PAGE:
*-*-*

There are 9 comments at the moment, we would love to hear your opinion too.

  1. To right !!
    They should be at least level 4 the same as us and they should be made to pay for the exams out of their own pockets (like us) and prepare for them in thier own time (like us).

    The ability to bend down and tie your shoe lace is the kind or training they have been given so far.

    I feel a McDonalds joke comming on !!

  2. Too late if the FSA had qualified staff then RDR would never have been envisaged. The staff in Canary Wharf are all tick box mentality.If the staff have to be qualified then no one would work for the regulator it would be too hard for them to learn what the real world is like.

  3. How about the FOS? They don’t even apply common sense when when making their decisions to uphold complaints!!

  4. Hello Playmates!

    Ha, ha, ha! Gasp! Ha, ha, ha! Gasp! Ha, ha, ha! Gasp! Ha, ha, ha! Gasp! Ha, ha, ha! Gasp! Ha, ha, ha! Gasp! Ha, ha, ha! Gasp! Ha, ha, ha! Gasp! Ha, ha, ha! Gasp! Ha, ha, ha! Gasp! Short intake of breath. Ha, ha, ha! Gasp! Ha, ha, ha! Gasp! Ha, ha, ha! Gasp! Ha, ha, ha! Gasp!

    Of course the FSA is doing all this damage – they’re not qualified to run a pub, let alone a regulator.

    Love

    Larrykins xxxx

  5. Make them all take the level 4 route, RO1-RO6 which they have to pay for themselves and let’s see how many stay with the regulator. After all, that is only fair, that the people who have cost us so much money and time, have to suffer the same indignities.

    Oh I forgot, we have to pay for everything now don’t we ?

    How could any regulatory body even conceive of employing staff who deal with advisers and advising firms, who cannot achieve level 4 and for more complex supervision, level 6.

    As for McDonalds jokes, don’t even think about it, those people had to be properly trained and accredited to prepare and cook food. These numpties couldn’t boil an egg without having a tick list of what to do.

*-*-*

STATED TASK 1:
Transcribe the comment thread in full.
The comment thread and the rows were taken from separate sources.

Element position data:
*-*-*

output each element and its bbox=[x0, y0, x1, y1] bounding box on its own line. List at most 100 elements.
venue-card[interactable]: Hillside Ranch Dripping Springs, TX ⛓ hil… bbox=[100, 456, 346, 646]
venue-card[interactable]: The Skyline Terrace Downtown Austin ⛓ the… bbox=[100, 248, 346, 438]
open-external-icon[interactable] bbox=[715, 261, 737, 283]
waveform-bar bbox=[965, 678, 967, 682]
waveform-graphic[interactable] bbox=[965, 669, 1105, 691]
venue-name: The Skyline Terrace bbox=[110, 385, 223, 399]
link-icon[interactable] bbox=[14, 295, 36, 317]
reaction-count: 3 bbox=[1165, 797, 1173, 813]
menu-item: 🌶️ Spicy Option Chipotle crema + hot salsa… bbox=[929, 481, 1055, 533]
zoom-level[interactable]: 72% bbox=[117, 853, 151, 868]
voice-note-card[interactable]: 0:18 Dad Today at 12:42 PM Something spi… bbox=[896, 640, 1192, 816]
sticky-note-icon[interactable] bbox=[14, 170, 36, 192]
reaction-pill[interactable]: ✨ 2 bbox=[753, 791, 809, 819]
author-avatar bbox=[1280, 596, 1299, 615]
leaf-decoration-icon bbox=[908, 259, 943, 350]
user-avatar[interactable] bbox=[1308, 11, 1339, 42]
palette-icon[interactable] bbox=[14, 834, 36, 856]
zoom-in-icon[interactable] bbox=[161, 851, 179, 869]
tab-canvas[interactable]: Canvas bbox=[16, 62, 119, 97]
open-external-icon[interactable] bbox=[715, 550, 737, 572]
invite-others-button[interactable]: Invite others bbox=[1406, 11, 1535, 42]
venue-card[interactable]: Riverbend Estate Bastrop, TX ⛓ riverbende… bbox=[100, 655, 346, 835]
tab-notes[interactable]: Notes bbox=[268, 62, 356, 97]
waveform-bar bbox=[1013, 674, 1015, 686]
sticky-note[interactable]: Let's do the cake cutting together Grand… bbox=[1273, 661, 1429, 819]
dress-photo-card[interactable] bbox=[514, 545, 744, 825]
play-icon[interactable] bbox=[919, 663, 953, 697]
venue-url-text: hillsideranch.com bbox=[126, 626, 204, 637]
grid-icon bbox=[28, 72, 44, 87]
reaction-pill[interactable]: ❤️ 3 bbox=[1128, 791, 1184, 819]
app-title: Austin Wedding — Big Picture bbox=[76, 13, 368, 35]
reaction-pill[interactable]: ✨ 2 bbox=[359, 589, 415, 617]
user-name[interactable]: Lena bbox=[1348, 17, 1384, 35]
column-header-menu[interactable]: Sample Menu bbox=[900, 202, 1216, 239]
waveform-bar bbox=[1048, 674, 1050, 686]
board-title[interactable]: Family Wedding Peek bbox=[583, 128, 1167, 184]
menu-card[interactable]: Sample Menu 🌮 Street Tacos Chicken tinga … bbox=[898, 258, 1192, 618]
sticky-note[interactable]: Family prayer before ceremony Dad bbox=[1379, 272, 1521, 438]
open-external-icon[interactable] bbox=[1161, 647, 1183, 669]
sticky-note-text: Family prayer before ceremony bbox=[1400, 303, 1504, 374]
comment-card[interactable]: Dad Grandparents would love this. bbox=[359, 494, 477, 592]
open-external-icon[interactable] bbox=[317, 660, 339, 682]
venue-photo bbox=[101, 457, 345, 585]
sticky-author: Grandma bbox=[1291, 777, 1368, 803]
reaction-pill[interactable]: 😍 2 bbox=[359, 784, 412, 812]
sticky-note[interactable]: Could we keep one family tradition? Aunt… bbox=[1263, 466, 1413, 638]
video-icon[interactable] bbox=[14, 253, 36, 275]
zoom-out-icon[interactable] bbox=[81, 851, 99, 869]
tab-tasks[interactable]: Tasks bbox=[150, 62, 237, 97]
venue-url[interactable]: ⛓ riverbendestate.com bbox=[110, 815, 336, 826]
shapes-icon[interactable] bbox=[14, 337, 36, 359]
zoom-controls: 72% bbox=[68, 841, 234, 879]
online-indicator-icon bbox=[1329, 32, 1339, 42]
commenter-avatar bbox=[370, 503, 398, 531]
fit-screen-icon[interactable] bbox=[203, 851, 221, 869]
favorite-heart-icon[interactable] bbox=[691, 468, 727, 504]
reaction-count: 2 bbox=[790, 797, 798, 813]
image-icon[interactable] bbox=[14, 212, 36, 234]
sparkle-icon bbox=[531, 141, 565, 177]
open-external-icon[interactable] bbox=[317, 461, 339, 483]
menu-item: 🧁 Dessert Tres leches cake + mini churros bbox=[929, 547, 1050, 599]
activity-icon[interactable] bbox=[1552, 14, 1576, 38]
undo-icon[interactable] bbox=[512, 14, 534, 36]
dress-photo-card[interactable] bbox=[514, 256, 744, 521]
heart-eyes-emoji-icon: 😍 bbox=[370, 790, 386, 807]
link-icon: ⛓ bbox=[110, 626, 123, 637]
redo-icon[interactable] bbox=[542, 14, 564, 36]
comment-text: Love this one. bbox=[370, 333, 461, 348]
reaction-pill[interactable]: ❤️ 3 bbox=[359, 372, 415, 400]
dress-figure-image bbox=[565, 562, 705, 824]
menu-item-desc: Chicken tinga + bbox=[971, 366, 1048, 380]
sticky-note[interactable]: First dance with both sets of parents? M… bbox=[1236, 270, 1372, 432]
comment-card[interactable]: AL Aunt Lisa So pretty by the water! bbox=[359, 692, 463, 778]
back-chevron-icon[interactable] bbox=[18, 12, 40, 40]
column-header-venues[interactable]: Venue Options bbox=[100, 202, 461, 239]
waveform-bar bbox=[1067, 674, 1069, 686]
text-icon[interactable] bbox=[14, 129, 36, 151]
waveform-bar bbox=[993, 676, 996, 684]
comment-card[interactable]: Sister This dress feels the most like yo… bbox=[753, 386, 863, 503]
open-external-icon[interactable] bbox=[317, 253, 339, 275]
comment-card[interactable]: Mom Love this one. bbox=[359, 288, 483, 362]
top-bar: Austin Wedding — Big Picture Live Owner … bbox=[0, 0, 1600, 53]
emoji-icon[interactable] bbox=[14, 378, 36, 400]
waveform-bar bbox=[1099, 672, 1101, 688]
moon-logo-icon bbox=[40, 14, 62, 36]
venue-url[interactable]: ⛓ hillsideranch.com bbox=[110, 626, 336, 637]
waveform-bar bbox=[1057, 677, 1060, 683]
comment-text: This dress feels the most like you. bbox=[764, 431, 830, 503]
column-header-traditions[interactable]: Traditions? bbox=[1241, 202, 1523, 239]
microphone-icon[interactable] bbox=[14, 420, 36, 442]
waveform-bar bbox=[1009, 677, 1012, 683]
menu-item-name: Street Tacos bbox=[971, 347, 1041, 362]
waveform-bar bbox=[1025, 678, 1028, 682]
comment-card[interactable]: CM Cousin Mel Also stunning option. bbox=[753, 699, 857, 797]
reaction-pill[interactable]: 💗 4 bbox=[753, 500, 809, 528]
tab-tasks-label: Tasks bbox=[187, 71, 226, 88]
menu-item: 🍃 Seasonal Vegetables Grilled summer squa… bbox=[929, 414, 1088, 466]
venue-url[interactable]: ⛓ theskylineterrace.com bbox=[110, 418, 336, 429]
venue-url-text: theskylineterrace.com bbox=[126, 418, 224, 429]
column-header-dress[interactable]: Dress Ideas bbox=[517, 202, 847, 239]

*-*-*

STATED TASK 2:
Restate the rows word for word, starting at the first row and ending at the row that contains "link-icon[interactable] bbox=[14, 295, 36, 317]".

TASK RESULT 1:
There are 9 comments at the moment, we would love to hear your opinion too.

  1. To right !!
    They should be at least level 4 the same as us and they should be made to pay for the exams out of their own pockets (like us) and prepare for them in thier own time (like us).

    The ability to bend down and tie your shoe lace is the kind or training they have been given so far.

    I feel a McDonalds joke comming on !!

  2. Too late if the FSA had qualified staff then RDR would never have been envisaged. The staff in Canary Wharf are all tick box mentality.If the staff have to be qualified then no one would work for the regulator it would be too hard for them to learn what the real world is like.

  3. How about the FOS? They don’t even apply common sense when when making their decisions to uphold complaints!!

  4. Hello Playmates!

    Ha, ha, ha! Gasp! Ha, ha, ha! Gasp! Ha, ha, ha! Gasp! Ha, ha, ha! Gasp! Ha, ha, ha! Gasp! Ha, ha, ha! Gasp! Ha, ha, ha! Gasp! Ha, ha, ha! Gasp! Ha, ha, ha! Gasp! Ha, ha, ha! Gasp! Short intake of breath. Ha, ha, ha! Gasp! Ha, ha, ha! Gasp! Ha, ha, ha! Gasp! Ha, ha, ha! Gasp!

    Of course the FSA is doing all this damage – they’re not qualified to run a pub, let alone a regulator.

    Love

    Larrykins xxxx

  5. Make them all take the level 4 route, RO1-RO6 which they have to pay for themselves and let’s see how many stay with the regulator. After all, that is only fair, that the people who have cost us so much money and time, have to suffer the same indignities.

    Oh I forgot, we have to pay for everything now don’t we ?

    How could any regulatory body even conceive of employing staff who deal with advisers and advising firms, who cannot achieve level 4 and for more complex supervision, level 6.

    As for McDonalds jokes, don’t even think about it, those people had to be properly trained and accredited to prepare and cook food. These numpties couldn’t boil an egg without having a tick list of what to do.

TASK RESULT 2:
output each element and its bbox=[x0, y0, x1, y1] bounding box on its own line. List at most 100 elements.
venue-card[interactable]: Hillside Ranch Dripping Springs, TX ⛓ hil… bbox=[100, 456, 346, 646]
venue-card[interactable]: The Skyline Terrace Downtown Austin ⛓ the… bbox=[100, 248, 346, 438]
open-external-icon[interactable] bbox=[715, 261, 737, 283]
waveform-bar bbox=[965, 678, 967, 682]
waveform-graphic[interactable] bbox=[965, 669, 1105, 691]
venue-name: The Skyline Terrace bbox=[110, 385, 223, 399]
link-icon[interactable] bbox=[14, 295, 36, 317]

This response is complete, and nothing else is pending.